Saved entries

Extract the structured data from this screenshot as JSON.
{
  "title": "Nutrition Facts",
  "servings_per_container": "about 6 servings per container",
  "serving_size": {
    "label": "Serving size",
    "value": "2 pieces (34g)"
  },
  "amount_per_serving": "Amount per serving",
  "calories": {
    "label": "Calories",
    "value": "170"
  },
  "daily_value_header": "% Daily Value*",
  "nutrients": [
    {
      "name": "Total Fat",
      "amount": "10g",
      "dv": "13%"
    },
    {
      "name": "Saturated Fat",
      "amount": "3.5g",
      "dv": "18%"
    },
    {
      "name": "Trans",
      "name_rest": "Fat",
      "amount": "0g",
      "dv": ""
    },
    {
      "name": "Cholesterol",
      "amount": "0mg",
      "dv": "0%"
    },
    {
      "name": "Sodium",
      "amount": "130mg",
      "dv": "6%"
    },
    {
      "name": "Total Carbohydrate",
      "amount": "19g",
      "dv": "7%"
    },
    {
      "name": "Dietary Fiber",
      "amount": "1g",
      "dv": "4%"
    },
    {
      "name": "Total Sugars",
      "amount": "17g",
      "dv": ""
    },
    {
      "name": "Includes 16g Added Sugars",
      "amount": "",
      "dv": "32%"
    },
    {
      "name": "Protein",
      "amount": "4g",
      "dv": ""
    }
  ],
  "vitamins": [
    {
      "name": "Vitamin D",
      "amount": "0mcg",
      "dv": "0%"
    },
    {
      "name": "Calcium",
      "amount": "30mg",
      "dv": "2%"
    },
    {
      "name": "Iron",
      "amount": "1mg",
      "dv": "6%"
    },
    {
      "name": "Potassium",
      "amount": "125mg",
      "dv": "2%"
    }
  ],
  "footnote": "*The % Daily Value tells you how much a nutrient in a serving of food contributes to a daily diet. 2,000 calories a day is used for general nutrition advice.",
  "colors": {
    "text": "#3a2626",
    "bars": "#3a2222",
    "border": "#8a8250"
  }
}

# Work instructions:
Output the entries exactly. Leave nothing out.

# Response area:
Extract the structured data from this screenshot as JSON.
{
  "title": "Nutrition Facts",
  "servings_per_container": "about 6 servings per container",
  "serving_size": {
    "label": "Serving size",
    "value": "2 pieces (34g)"
  },
  "amount_per_serving": "Amount per serving",
  "calories": {
    "label": "Calories",
    "value": "170"
  },
  "daily_value_header": "% Daily Value*",
  "nutrients": [
    {
      "name": "Total Fat",
      "amount": "10g",
      "dv": "13%"
    },
    {
      "name": "Saturated Fat",
      "amount": "3.5g",
      "dv": "18%"
    },
    {
      "name": "Trans",
      "name_rest": "Fat",
      "amount": "0g",
      "dv": ""
    },
    {
      "name": "Cholesterol",
      "amount": "0mg",
      "dv": "0%"
    },
    {
      "name": "Sodium",
      "amount": "130mg",
      "dv": "6%"
    },
    {
      "name": "Total Carbohydrate",
      "amount": "19g",
      "dv": "7%"
    },
    {
      "name": "Dietary Fiber",
      "amount": "1g",
      "dv": "4%"
    },
    {
      "name": "Total Sugars",
      "amount": "17g",
      "dv": ""
    },
    {
      "name": "Includes 16g Added Sugars",
      "amount": "",
      "dv": "32%"
    },
    {
      "name": "Protein",
      "amount": "4g",
      "dv": ""
    }
  ],
  "vitamins": [
    {
      "name": "Vitamin D",
      "amount": "0mcg",
      "dv": "0%"
    },
    {
      "name": "Calcium",
      "amount": "30mg",
      "dv": "2%"
    },
    {
      "name": "Iron",
      "amount": "1mg",
      "dv": "6%"
    },
    {
      "name": "Potassium",
      "amount": "125mg",
      "dv": "2%"
    }
  ],
  "footnote": "*The % Daily Value tells you how much a nutrient in a serving of food contributes to a daily diet. 2,000 calories a day is used for general nutrition advice.",
  "colors": {
    "text": "#3a2626",
    "bars": "#3a2222",
    "border": "#8a8250"
  }
}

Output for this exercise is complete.